— begin Task inputs —

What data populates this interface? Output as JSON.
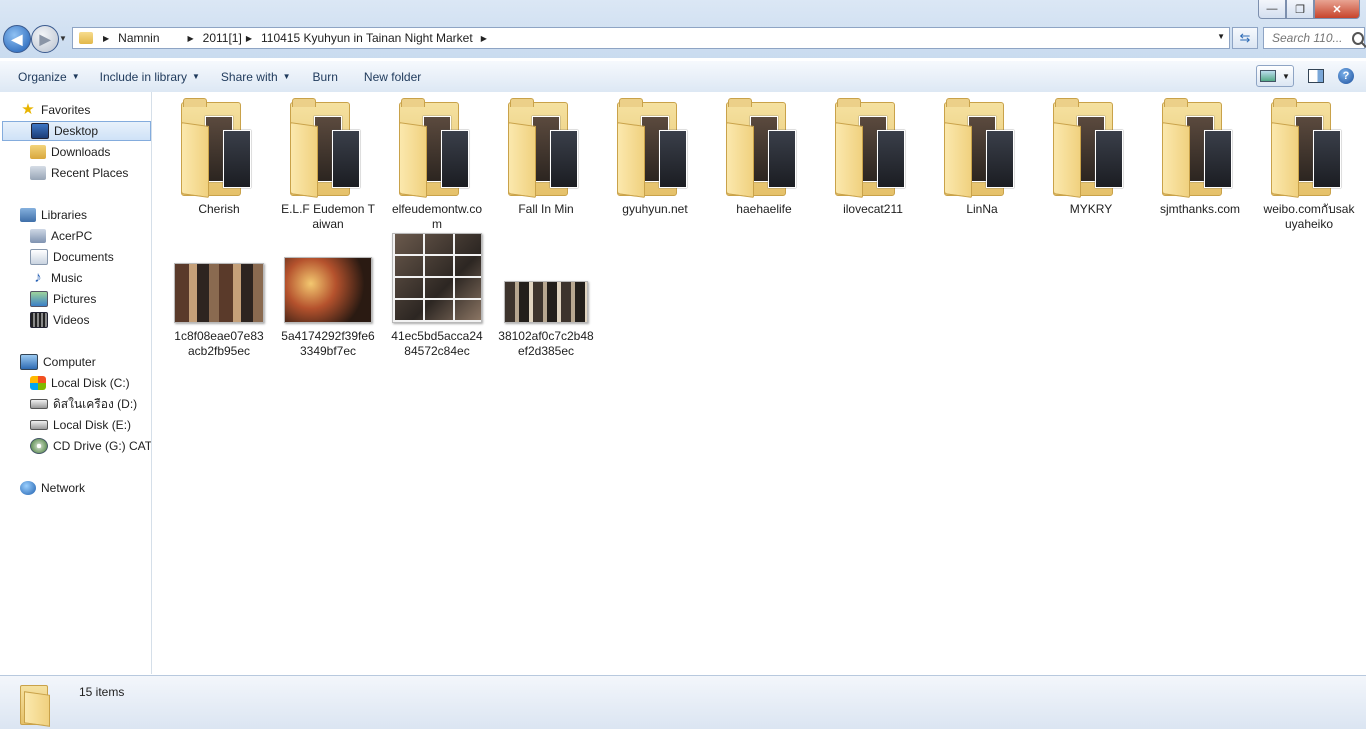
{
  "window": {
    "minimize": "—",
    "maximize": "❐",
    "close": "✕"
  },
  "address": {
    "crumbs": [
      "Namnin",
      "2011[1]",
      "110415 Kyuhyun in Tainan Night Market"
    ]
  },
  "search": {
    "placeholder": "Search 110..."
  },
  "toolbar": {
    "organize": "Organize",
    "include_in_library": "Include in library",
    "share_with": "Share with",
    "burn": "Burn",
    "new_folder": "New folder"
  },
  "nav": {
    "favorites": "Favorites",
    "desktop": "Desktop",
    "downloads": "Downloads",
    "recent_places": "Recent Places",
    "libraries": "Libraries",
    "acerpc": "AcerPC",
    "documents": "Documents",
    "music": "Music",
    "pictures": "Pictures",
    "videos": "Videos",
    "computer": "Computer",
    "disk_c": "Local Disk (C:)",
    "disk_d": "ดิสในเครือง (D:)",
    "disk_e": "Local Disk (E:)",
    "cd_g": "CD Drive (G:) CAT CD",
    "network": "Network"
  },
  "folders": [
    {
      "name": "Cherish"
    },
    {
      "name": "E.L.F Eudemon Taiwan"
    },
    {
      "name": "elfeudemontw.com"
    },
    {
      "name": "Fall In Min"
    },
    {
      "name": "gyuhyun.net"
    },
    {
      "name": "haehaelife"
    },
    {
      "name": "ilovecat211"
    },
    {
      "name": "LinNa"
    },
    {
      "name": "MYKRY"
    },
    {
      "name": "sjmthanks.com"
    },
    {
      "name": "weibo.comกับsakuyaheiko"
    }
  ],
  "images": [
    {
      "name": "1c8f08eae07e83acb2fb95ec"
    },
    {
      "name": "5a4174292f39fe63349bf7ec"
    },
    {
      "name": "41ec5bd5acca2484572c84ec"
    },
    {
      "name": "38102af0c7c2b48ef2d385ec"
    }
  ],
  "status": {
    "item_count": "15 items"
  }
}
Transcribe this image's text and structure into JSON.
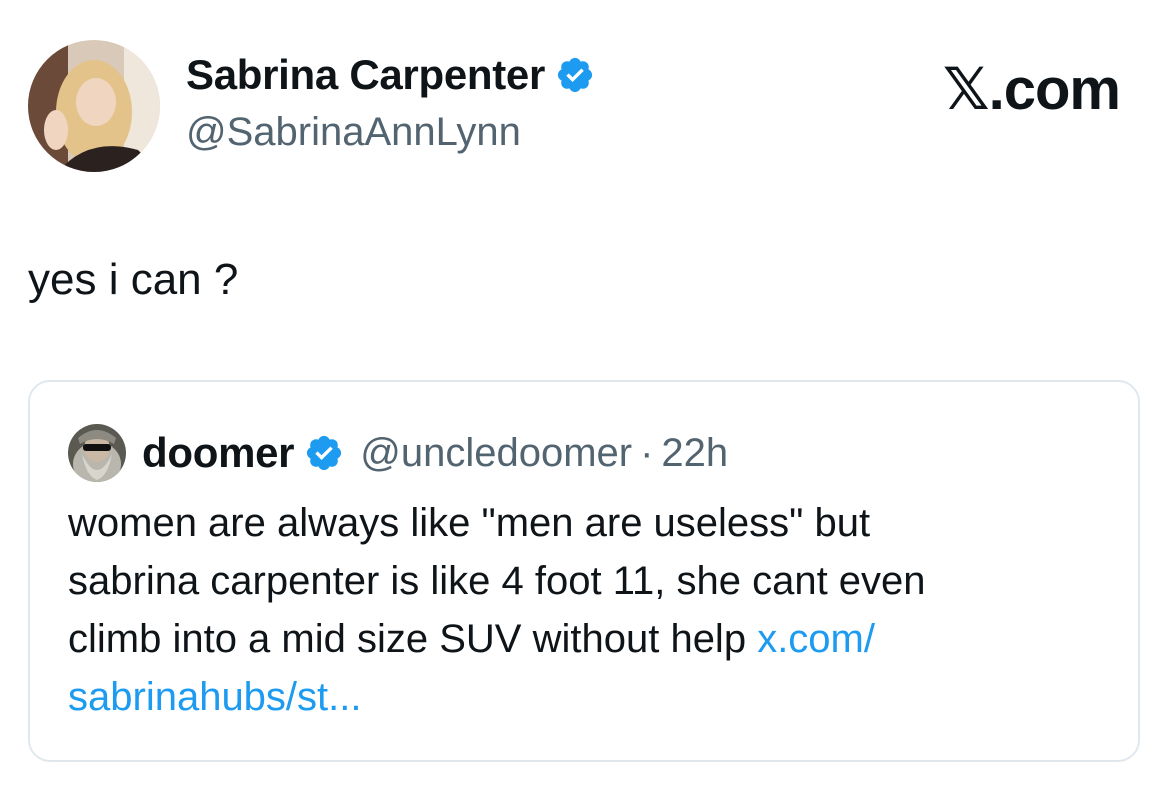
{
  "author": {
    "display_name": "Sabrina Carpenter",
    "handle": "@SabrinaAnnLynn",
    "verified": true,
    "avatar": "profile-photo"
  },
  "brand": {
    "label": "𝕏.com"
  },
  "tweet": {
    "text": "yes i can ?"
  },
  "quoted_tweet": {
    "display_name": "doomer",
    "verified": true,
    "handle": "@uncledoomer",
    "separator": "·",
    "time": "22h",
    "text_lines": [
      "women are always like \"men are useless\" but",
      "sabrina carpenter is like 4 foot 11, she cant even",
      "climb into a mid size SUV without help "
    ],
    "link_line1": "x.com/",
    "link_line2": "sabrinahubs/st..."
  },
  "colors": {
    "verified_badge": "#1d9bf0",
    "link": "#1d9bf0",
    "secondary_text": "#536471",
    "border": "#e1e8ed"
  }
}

— end Task inputs —

## Aim of the task
Report how many lines of the entries hold the string "handle". Provide the number alone.

## Solution for this exercise
2